Objective:
Copy every line of the data that contains the string "Output".

Data provided:
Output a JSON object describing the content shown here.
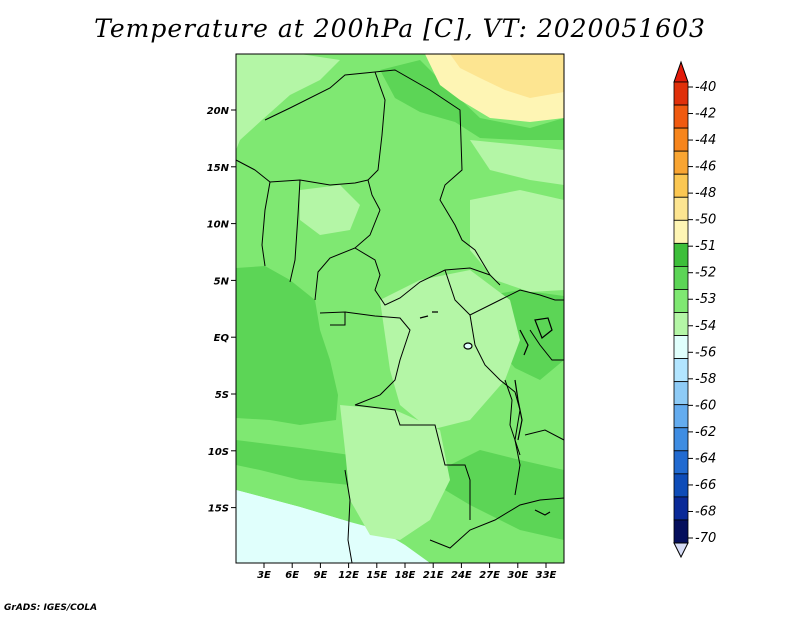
{
  "title": "Temperature at 200hPa [C], VT: 2020051603",
  "credit": "GrADS: IGES/COLA",
  "map": {
    "lat_labels": [
      "20N",
      "15N",
      "10N",
      "5N",
      "EQ",
      "5S",
      "10S",
      "15S"
    ],
    "lon_labels": [
      "3E",
      "6E",
      "9E",
      "12E",
      "15E",
      "18E",
      "21E",
      "24E",
      "27E",
      "30E",
      "33E"
    ],
    "colors": {
      "ocean": "#e0fffc",
      "level_53": "#7fe872",
      "level_52": "#5cd556",
      "level_54": "#b4f6a6",
      "warm_50": "#fde591",
      "warm_51": "#fef5b4",
      "border": "#000000"
    }
  },
  "colorbar": {
    "labels": [
      "-40",
      "-42",
      "-44",
      "-46",
      "-48",
      "-50",
      "-51",
      "-52",
      "-53",
      "-54",
      "-56",
      "-58",
      "-60",
      "-62",
      "-64",
      "-66",
      "-68",
      "-70"
    ],
    "colors": [
      "#e0300a",
      "#f05a10",
      "#f7851c",
      "#f9a532",
      "#fbc752",
      "#fde591",
      "#fef5b4",
      "#3dbf3a",
      "#5cd556",
      "#7fe872",
      "#b4f6a6",
      "#e0fffc",
      "#b2e5ff",
      "#8ecbf6",
      "#64acef",
      "#3f8de2",
      "#216ad0",
      "#0e4cb8",
      "#0a2a98",
      "#050f5c"
    ],
    "top_arrow_color": "#e31a0a",
    "bottom_arrow_color": "#d6dcf6"
  }
}
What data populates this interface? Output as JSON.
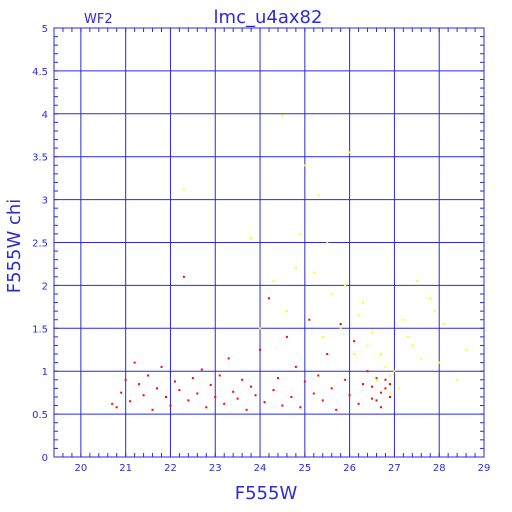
{
  "chart_data": {
    "type": "scatter",
    "title": "lmc_u4ax82",
    "corner_label": "WF2",
    "xlabel": "F555W",
    "ylabel": "F555W  chi",
    "xlim": [
      19.4,
      29
    ],
    "ylim": [
      0,
      5
    ],
    "xticks": [
      20,
      21,
      22,
      23,
      24,
      25,
      26,
      27,
      28,
      29
    ],
    "yticks": [
      0,
      0.5,
      1,
      1.5,
      2,
      2.5,
      3,
      3.5,
      4,
      4.5,
      5
    ],
    "xtick_labels": [
      "20",
      "21",
      "22",
      "23",
      "24",
      "25",
      "26",
      "27",
      "28",
      "29"
    ],
    "ytick_labels": [
      "0",
      "0.5",
      "1",
      "1.5",
      "2",
      "2.5",
      "3",
      "3.5",
      "4",
      "4.5",
      "5"
    ],
    "grid": true,
    "colors": {
      "axis": "#2b2bd6",
      "grid": "#2b2bd6"
    },
    "series": [
      {
        "color": "#ff0000",
        "points": [
          [
            20.7,
            0.62
          ],
          [
            20.8,
            0.58
          ],
          [
            20.9,
            0.75
          ],
          [
            21.0,
            0.9
          ],
          [
            21.1,
            0.65
          ],
          [
            21.2,
            1.1
          ],
          [
            21.3,
            0.85
          ],
          [
            21.4,
            0.72
          ],
          [
            21.5,
            0.95
          ],
          [
            21.6,
            0.55
          ],
          [
            21.7,
            0.8
          ],
          [
            21.8,
            1.05
          ],
          [
            21.9,
            0.7
          ],
          [
            22.0,
            0.6
          ],
          [
            22.1,
            0.88
          ],
          [
            22.2,
            0.78
          ],
          [
            22.3,
            2.1
          ],
          [
            22.4,
            0.66
          ],
          [
            22.5,
            0.92
          ],
          [
            22.6,
            0.74
          ],
          [
            22.7,
            1.02
          ],
          [
            22.8,
            0.58
          ],
          [
            22.9,
            0.84
          ],
          [
            23.0,
            0.7
          ],
          [
            23.1,
            0.95
          ],
          [
            23.2,
            0.62
          ],
          [
            23.3,
            1.15
          ],
          [
            23.4,
            0.76
          ],
          [
            23.5,
            0.68
          ],
          [
            23.6,
            0.9
          ],
          [
            23.7,
            0.55
          ],
          [
            23.8,
            0.82
          ],
          [
            23.9,
            0.72
          ],
          [
            24.0,
            1.25
          ],
          [
            24.1,
            0.64
          ],
          [
            24.2,
            1.85
          ],
          [
            24.3,
            0.78
          ],
          [
            24.4,
            0.92
          ],
          [
            24.5,
            0.6
          ],
          [
            24.6,
            1.4
          ],
          [
            24.7,
            0.7
          ],
          [
            24.8,
            1.05
          ],
          [
            24.9,
            0.58
          ],
          [
            25.0,
            0.88
          ],
          [
            25.1,
            1.6
          ],
          [
            25.2,
            0.74
          ],
          [
            25.3,
            0.95
          ],
          [
            25.4,
            0.66
          ],
          [
            25.5,
            1.2
          ],
          [
            25.6,
            0.8
          ],
          [
            25.7,
            0.55
          ],
          [
            25.8,
            1.55
          ],
          [
            25.9,
            0.9
          ],
          [
            26.0,
            0.72
          ],
          [
            26.1,
            1.35
          ],
          [
            26.2,
            0.62
          ],
          [
            26.3,
            0.85
          ],
          [
            26.4,
            1.0
          ],
          [
            26.5,
            0.68
          ],
          [
            26.6,
            0.92
          ],
          [
            26.7,
            0.58
          ],
          [
            26.8,
            0.8
          ],
          [
            26.9,
            0.7
          ],
          [
            26.5,
            0.82
          ],
          [
            26.7,
            0.75
          ],
          [
            26.8,
            0.9
          ],
          [
            26.6,
            0.66
          ],
          [
            26.9,
            0.85
          ]
        ]
      },
      {
        "color": "#ffff00",
        "points": [
          [
            22.3,
            3.12
          ],
          [
            24.5,
            3.98
          ],
          [
            25.0,
            3.4
          ],
          [
            25.3,
            3.05
          ],
          [
            26.0,
            3.55
          ],
          [
            24.8,
            2.2
          ],
          [
            25.5,
            2.5
          ],
          [
            25.9,
            2.0
          ],
          [
            26.3,
            1.8
          ],
          [
            26.5,
            1.45
          ],
          [
            26.7,
            1.2
          ],
          [
            26.9,
            0.95
          ],
          [
            27.0,
            1.0
          ],
          [
            27.2,
            1.6
          ],
          [
            27.4,
            1.3
          ],
          [
            27.5,
            2.05
          ],
          [
            27.8,
            1.85
          ],
          [
            28.1,
            1.55
          ],
          [
            28.4,
            0.9
          ],
          [
            28.6,
            1.25
          ],
          [
            28.0,
            1.1
          ],
          [
            27.6,
            1.15
          ],
          [
            27.1,
            0.8
          ],
          [
            26.8,
            1.05
          ],
          [
            26.4,
            1.3
          ],
          [
            26.2,
            1.65
          ],
          [
            25.8,
            1.5
          ],
          [
            25.6,
            1.9
          ],
          [
            25.2,
            2.15
          ],
          [
            24.9,
            2.6
          ],
          [
            24.3,
            2.05
          ],
          [
            23.8,
            2.55
          ],
          [
            24.0,
            1.5
          ],
          [
            24.6,
            1.7
          ],
          [
            25.4,
            1.4
          ],
          [
            26.1,
            1.2
          ],
          [
            26.6,
            0.9
          ],
          [
            26.9,
            0.75
          ],
          [
            27.3,
            1.4
          ],
          [
            27.9,
            1.7
          ]
        ]
      }
    ]
  }
}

Solution:
Output a JSON object describing the content shown here.
What data populates this interface? Output as JSON.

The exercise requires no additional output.